* Data lines:
::::
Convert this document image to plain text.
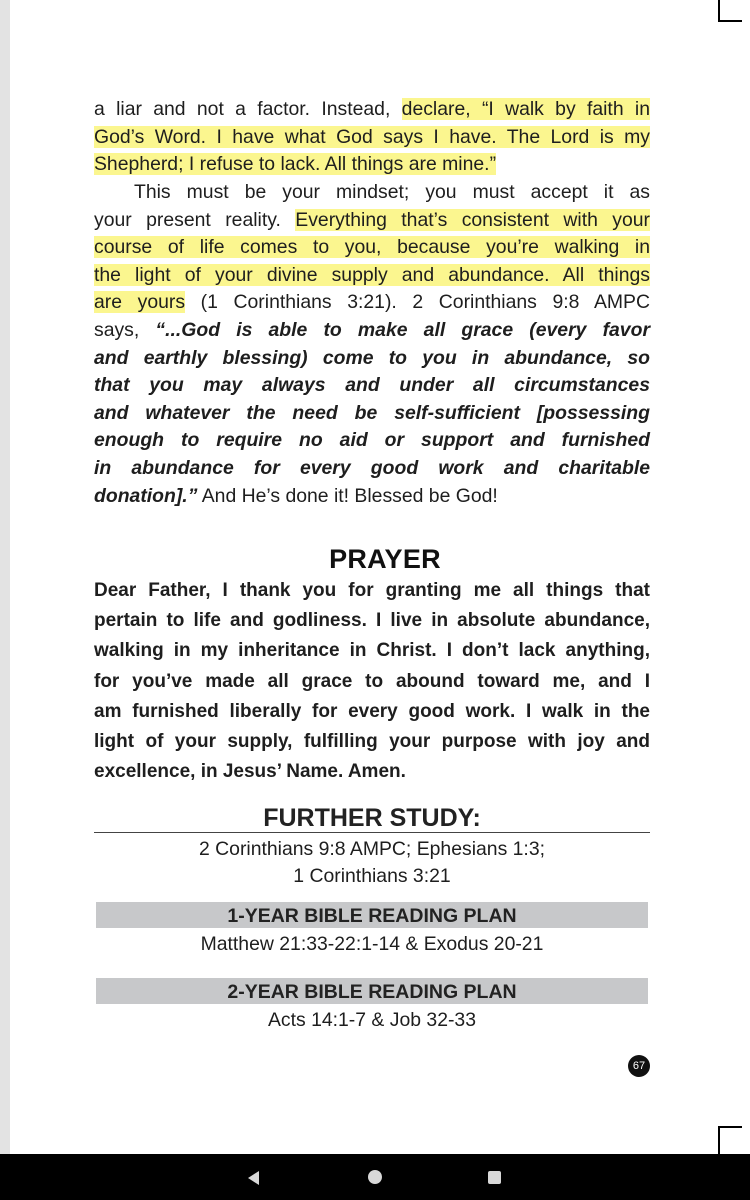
a liar and not a factor. Instead, declare, “I walk by faith in
God’s Word. I have what God says I have. The Lord is my
Shepherd; I refuse to lack. All things are mine.”
This must be your mindset; you must accept it as
your present reality. Everything that’s consistent with your
course of life comes to you, because you’re walking in
the light of your divine supply and abundance. All things
are yours (1 Corinthians 3:21). 2 Corinthians 9:8 AMPC
says, “...God is able to make all grace (every favor
and earthly blessing) come to you in abundance, so
that you may always and under all circumstances
and whatever the need be self-sufficient [possessing
enough to require no aid or support and furnished
in abundance for every good work and charitable
donation].” And He’s done it! Blessed be God!
PRAYER
Dear Father, I thank you for granting me all things that
pertain to life and godliness. I live in absolute abundance,
walking in my inheritance in Christ. I don’t lack anything,
for you’ve made all grace to abound toward me, and I
am furnished liberally for every good work. I walk in the
light of your supply, fulfilling your purpose with joy and
excellence, in Jesus’ Name. Amen.
FURTHER STUDY:
2 Corinthians 9:8 AMPC; Ephesians 1:3;
1 Corinthians 3:21
1-YEAR BIBLE READING PLAN
Matthew 21:33-22:1-14 & Exodus 20-21
2-YEAR BIBLE READING PLAN
Acts 14:1-7 & Job 32-33
67
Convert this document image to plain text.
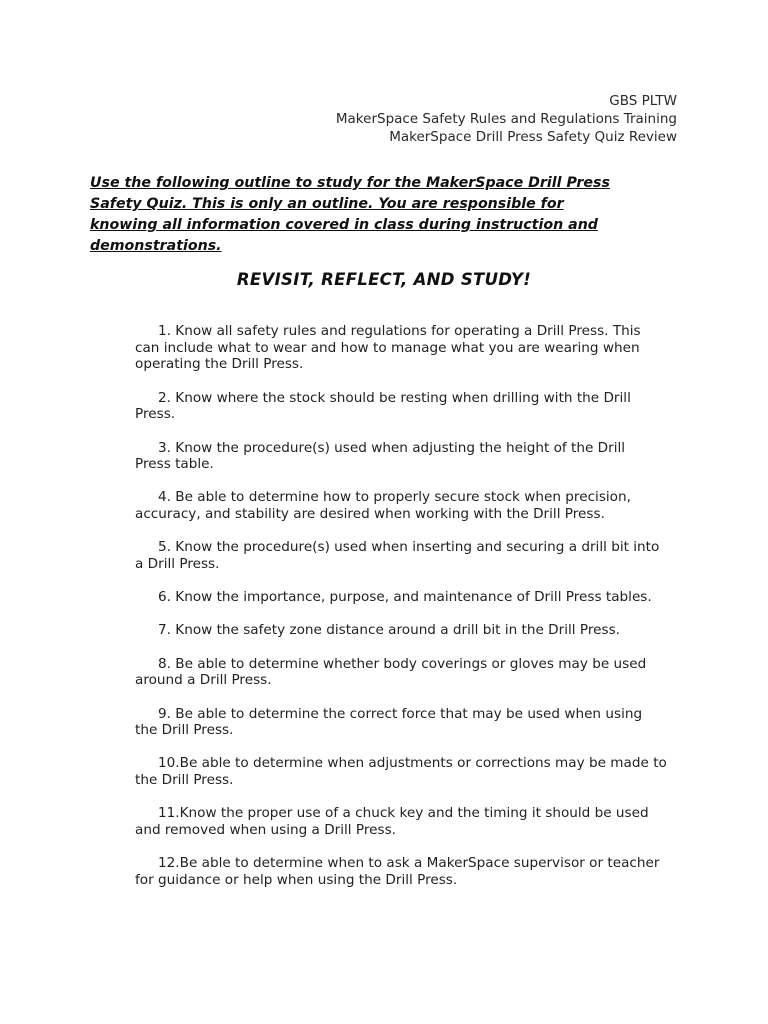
GBS PLTW
MakerSpace Safety Rules and Regulations Training
MakerSpace Drill Press Safety Quiz Review
Use the following outline to study for the MakerSpace Drill Press
Safety Quiz. This is only an outline. You are responsible for
knowing all information covered in class during instruction and
demonstrations.
REVISIT, REFLECT, AND STUDY!
1. Know all safety rules and regulations for operating a Drill Press. This
can include what to wear and how to manage what you are wearing when
operating the Drill Press.
2. Know where the stock should be resting when drilling with the Drill
Press.
3. Know the procedure(s) used when adjusting the height of the Drill
Press table.
4. Be able to determine how to properly secure stock when precision,
accuracy, and stability are desired when working with the Drill Press.
5. Know the procedure(s) used when inserting and securing a drill bit into
a Drill Press.
6. Know the importance, purpose, and maintenance of Drill Press tables.
7. Know the safety zone distance around a drill bit in the Drill Press.
8. Be able to determine whether body coverings or gloves may be used
around a Drill Press.
9. Be able to determine the correct force that may be used when using
the Drill Press.
10.Be able to determine when adjustments or corrections may be made to
the Drill Press.
11.Know the proper use of a chuck key and the timing it should be used
and removed when using a Drill Press.
12.Be able to determine when to ask a MakerSpace supervisor or teacher
for guidance or help when using the Drill Press.
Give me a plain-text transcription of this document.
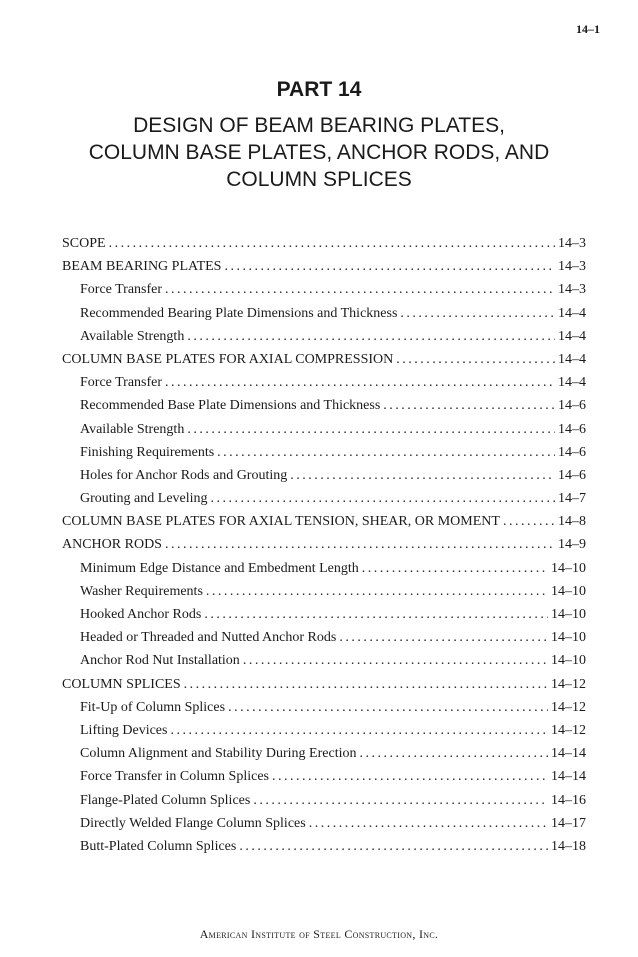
14–1
PART 14
DESIGN OF BEAM BEARING PLATES,
COLUMN BASE PLATES, ANCHOR RODS, AND
COLUMN SPLICES
SCOPE . . .	14–3
BEAM BEARING PLATES . . .	14–3
Force Transfer . . .	14–3
Recommended Bearing Plate Dimensions and Thickness . . .	14–4
Available Strength . . .	14–4
COLUMN BASE PLATES FOR AXIAL COMPRESSION . . .	14–4
Force Transfer . . .	14–4
Recommended Base Plate Dimensions and Thickness . . .	14–6
Available Strength . . .	14–6
Finishing Requirements . . .	14–6
Holes for Anchor Rods and Grouting . . .	14–6
Grouting and Leveling . . .	14–7
COLUMN BASE PLATES FOR AXIAL TENSION, SHEAR, OR MOMENT . . .	14–8
ANCHOR RODS . . .	14–9
Minimum Edge Distance and Embedment Length . . .	14–10
Washer Requirements . . .	14–10
Hooked Anchor Rods . . .	14–10
Headed or Threaded and Nutted Anchor Rods . . .	14–10
Anchor Rod Nut Installation . . .	14–10
COLUMN SPLICES . . .	14–12
Fit-Up of Column Splices . . .	14–12
Lifting Devices . . .	14–12
Column Alignment and Stability During Erection . . .	14–14
Force Transfer in Column Splices . . .	14–14
Flange-Plated Column Splices . . .	14–16
Directly Welded Flange Column Splices . . .	14–17
Butt-Plated Column Splices . . .	14–18
American Institute of Steel Construction, Inc.
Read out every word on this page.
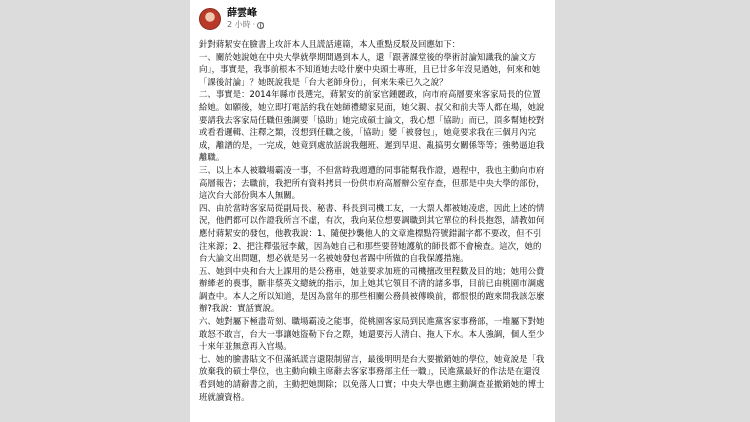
薛雲峰
2 小時 ·

針對蔣絜安在臉書上攻訐本人且謊話連篇，本人重點反駁及回應如下：

一、關於她說她在中央大學就學期間遇到本人，還「跟著課堂後的學術討論知識我的論文方向」，事實是，我事前根本不知道她去唸什麼中央頭士專班，且已廿多年沒見過她，何來和她「課後討論」？她既說我是「台大老師身份」，何來朱乘已久之說？

二、事實是：2014年縣市長選完，蔣絜安的前家官鍾麗政，向市府高層要來客家局長的位置給她。如願後，她立即打電話約我在她師禮總家見面，她父親、叔父和前夫等人都在場，她說要請我去客家局任職但強調要「協助」她完成碩士論文，我心想「協助」而已，頂多幫她校對或看看邏輯、注釋之類，沒想到任職之後，「協助」變「被發包」，她竟要求我在三個月內完成，離譜的是，一完成，她竟到處放話說我翹班、遲到早退、亂搞男女關係等等；強勢逼迫我離職。

三、以上本人被職場霸凌一事，不但當時我週遭的同事能幫我作證，過程中，我也主動向市府高層報告；去職前，我把所有資料拷貝一份供市府高層辦公室存查，但那是中央大學的部份，這次台大部份與本人無關。

四、由於當時客家局從副局長、秘書、科長到司機工友，一大票人都被她凌虐，因此上述的情況，他們都可以作證我所言不虛，有次，我向某位想要調職到其它單位的科長抱怨，請教如何應付蔣絜安的發包，他教我說：1、隨便抄襲他人的文章進標點符號錯漏字都不要改，但不引注來源；2、把注釋張冠李戴，因為她自己和那些要替她護航的師長都不會檢查。這次，她的台大論文出問題，想必就是另一名被她發包者踢中所做的自我保護措施。

五、她到中央和台大上課用的是公務車，她並要求加班的司機擅改里程數及目的地；她用公費辦縴老的喪事，斷非蔡英文總統的指示，加上她其它領目不清的諸多事，目前已由桃園市調處調查中。本人之所以知道，是因為當年的那些相關公務員被傳喚前，都恨恨的跑來問我該怎麼辦?我說：實話實說。

六、她對屬下極盡苛刻、職場霸凌之能事，從桃園客家局到民進黨客家事務部，一堆屬下對她敢怒不敢言，台大一事讓她盜勒下台之際，她還要污人清白、拖人下水。本人強調，個人至少十來年並無意再入官場。

七、她的臉書貼文不但滿紙謊言還限制留言，最後明明是台大要撤銷她的學位，她竟說是「我放棄我的碩士學位，也主動向賴主席辭去客家事務部主任一職」，民進黨最好的作法是在還沒看到她的請辭書之前，主動把她開除；以免落人口實；中央大學也應主動調查並撤銷她的博士班就讀資格。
::::
* Stated task: Take the data above and repeat it exactly, leaving each picture out.

* Exercise response:
Convert this document image to plain text.
a liar and not a factor. Instead, declare, “I walk by faith in
God’s Word. I have what God says I have. The Lord is my
Shepherd; I refuse to lack. All things are mine.”
This must be your mindset; you must accept it as
your present reality. Everything that’s consistent with your
course of life comes to you, because you’re walking in
the light of your divine supply and abundance. All things
are yours (1 Corinthians 3:21). 2 Corinthians 9:8 AMPC
says, “...God is able to make all grace (every favor
and earthly blessing) come to you in abundance, so
that you may always and under all circumstances
and whatever the need be self-sufficient [possessing
enough to require no aid or support and furnished
in abundance for every good work and charitable
donation].” And He’s done it! Blessed be God!
PRAYER
Dear Father, I thank you for granting me all things that
pertain to life and godliness. I live in absolute abundance,
walking in my inheritance in Christ. I don’t lack anything,
for you’ve made all grace to abound toward me, and I
am furnished liberally for every good work. I walk in the
light of your supply, fulfilling your purpose with joy and
excellence, in Jesus’ Name. Amen.
FURTHER STUDY:
2 Corinthians 9:8 AMPC; Ephesians 1:3;
1 Corinthians 3:21
1-YEAR BIBLE READING PLAN
Matthew 21:33-22:1-14 & Exodus 20-21
2-YEAR BIBLE READING PLAN
Acts 14:1-7 & Job 32-33
67
Convert this document image to plain text.
GBS PLTW
MakerSpace Safety Rules and Regulations Training
MakerSpace Drill Press Safety Quiz Review
Use the following outline to study for the MakerSpace Drill Press
Safety Quiz. This is only an outline. You are responsible for
knowing all information covered in class during instruction and
demonstrations.
REVISIT, REFLECT, AND STUDY!
1. Know all safety rules and regulations for operating a Drill Press. This
can include what to wear and how to manage what you are wearing when
operating the Drill Press.
2. Know where the stock should be resting when drilling with the Drill
Press.
3. Know the procedure(s) used when adjusting the height of the Drill
Press table.
4. Be able to determine how to properly secure stock when precision,
accuracy, and stability are desired when working with the Drill Press.
5. Know the procedure(s) used when inserting and securing a drill bit into
a Drill Press.
6. Know the importance, purpose, and maintenance of Drill Press tables.
7. Know the safety zone distance around a drill bit in the Drill Press.
8. Be able to determine whether body coverings or gloves may be used
around a Drill Press.
9. Be able to determine the correct force that may be used when using
the Drill Press.
10.Be able to determine when adjustments or corrections may be made to
the Drill Press.
11.Know the proper use of a chuck key and the timing it should be used
and removed when using a Drill Press.
12.Be able to determine when to ask a MakerSpace supervisor or teacher
for guidance or help when using the Drill Press.
Give me a plain-text transcription of this document.
14–1
PART 14
DESIGN OF BEAM BEARING PLATES,
COLUMN BASE PLATES, ANCHOR RODS, AND
COLUMN SPLICES
SCOPE . . .	14–3
BEAM BEARING PLATES . . .	14–3
Force Transfer . . .	14–3
Recommended Bearing Plate Dimensions and Thickness . . .	14–4
Available Strength . . .	14–4
COLUMN BASE PLATES FOR AXIAL COMPRESSION . . .	14–4
Force Transfer . . .	14–4
Recommended Base Plate Dimensions and Thickness . . .	14–6
Available Strength . . .	14–6
Finishing Requirements . . .	14–6
Holes for Anchor Rods and Grouting . . .	14–6
Grouting and Leveling . . .	14–7
COLUMN BASE PLATES FOR AXIAL TENSION, SHEAR, OR MOMENT . . .	14–8
ANCHOR RODS . . .	14–9
Minimum Edge Distance and Embedment Length . . .	14–10
Washer Requirements . . .	14–10
Hooked Anchor Rods . . .	14–10
Headed or Threaded and Nutted Anchor Rods . . .	14–10
Anchor Rod Nut Installation . . .	14–10
COLUMN SPLICES . . .	14–12
Fit-Up of Column Splices . . .	14–12
Lifting Devices . . .	14–12
Column Alignment and Stability During Erection . . .	14–14
Force Transfer in Column Splices . . .	14–14
Flange-Plated Column Splices . . .	14–16
Directly Welded Flange Column Splices . . .	14–17
Butt-Plated Column Splices . . .	14–18
American Institute of Steel Construction, Inc.
Read out every word on this page.
薛雲峰
2 小時 ·

針對蔣絜安在臉書上攻訐本人且謊話連篇，本人重點反駁及回應如下：

一、關於她說她在中央大學就學期間遇到本人，還「跟著課堂後的學術討論知識我的論文方向」，事實是，我事前根本不知道她去唸什麼中央頭士專班，且已廿多年沒見過她，何來和她「課後討論」？她既說我是「台大老師身份」，何來朱乘已久之說？

二、事實是：2014年縣市長選完，蔣絜安的前家官鍾麗政，向市府高層要來客家局長的位置給她。如願後，她立即打電話約我在她師禮總家見面，她父親、叔父和前夫等人都在場，她說要請我去客家局任職但強調要「協助」她完成碩士論文，我心想「協助」而已，頂多幫她校對或看看邏輯、注釋之類，沒想到任職之後，「協助」變「被發包」，她竟要求我在三個月內完成，離譜的是，一完成，她竟到處放話說我翹班、遲到早退、亂搞男女關係等等；強勢逼迫我離職。

三、以上本人被職場霸凌一事，不但當時我週遭的同事能幫我作證，過程中，我也主動向市府高層報告；去職前，我把所有資料拷貝一份供市府高層辦公室存查，但那是中央大學的部份，這次台大部份與本人無關。

四、由於當時客家局從副局長、秘書、科長到司機工友，一大票人都被她凌虐，因此上述的情況，他們都可以作證我所言不虛，有次，我向某位想要調職到其它單位的科長抱怨，請教如何應付蔣絜安的發包，他教我說：1、隨便抄襲他人的文章進標點符號錯漏字都不要改，但不引注來源；2、把注釋張冠李戴，因為她自己和那些要替她護航的師長都不會檢查。這次，她的台大論文出問題，想必就是另一名被她發包者踢中所做的自我保護措施。

五、她到中央和台大上課用的是公務車，她並要求加班的司機擅改里程數及目的地；她用公費辦縴老的喪事，斷非蔡英文總統的指示，加上她其它領目不清的諸多事，目前已由桃園市調處調查中。本人之所以知道，是因為當年的那些相關公務員被傳喚前，都恨恨的跑來問我該怎麼辦?我說：實話實說。

六、她對屬下極盡苛刻、職場霸凌之能事，從桃園客家局到民進黨客家事務部，一堆屬下對她敢怒不敢言，台大一事讓她盜勒下台之際，她還要污人清白、拖人下水。本人強調，個人至少十來年並無意再入官場。

七、她的臉書貼文不但滿紙謊言還限制留言，最後明明是台大要撤銷她的學位，她竟說是「我放棄我的碩士學位，也主動向賴主席辭去客家事務部主任一職」，民進黨最好的作法是在還沒看到她的請辭書之前，主動把她開除；以免落人口實；中央大學也應主動調查並撤銷她的博士班就讀資格。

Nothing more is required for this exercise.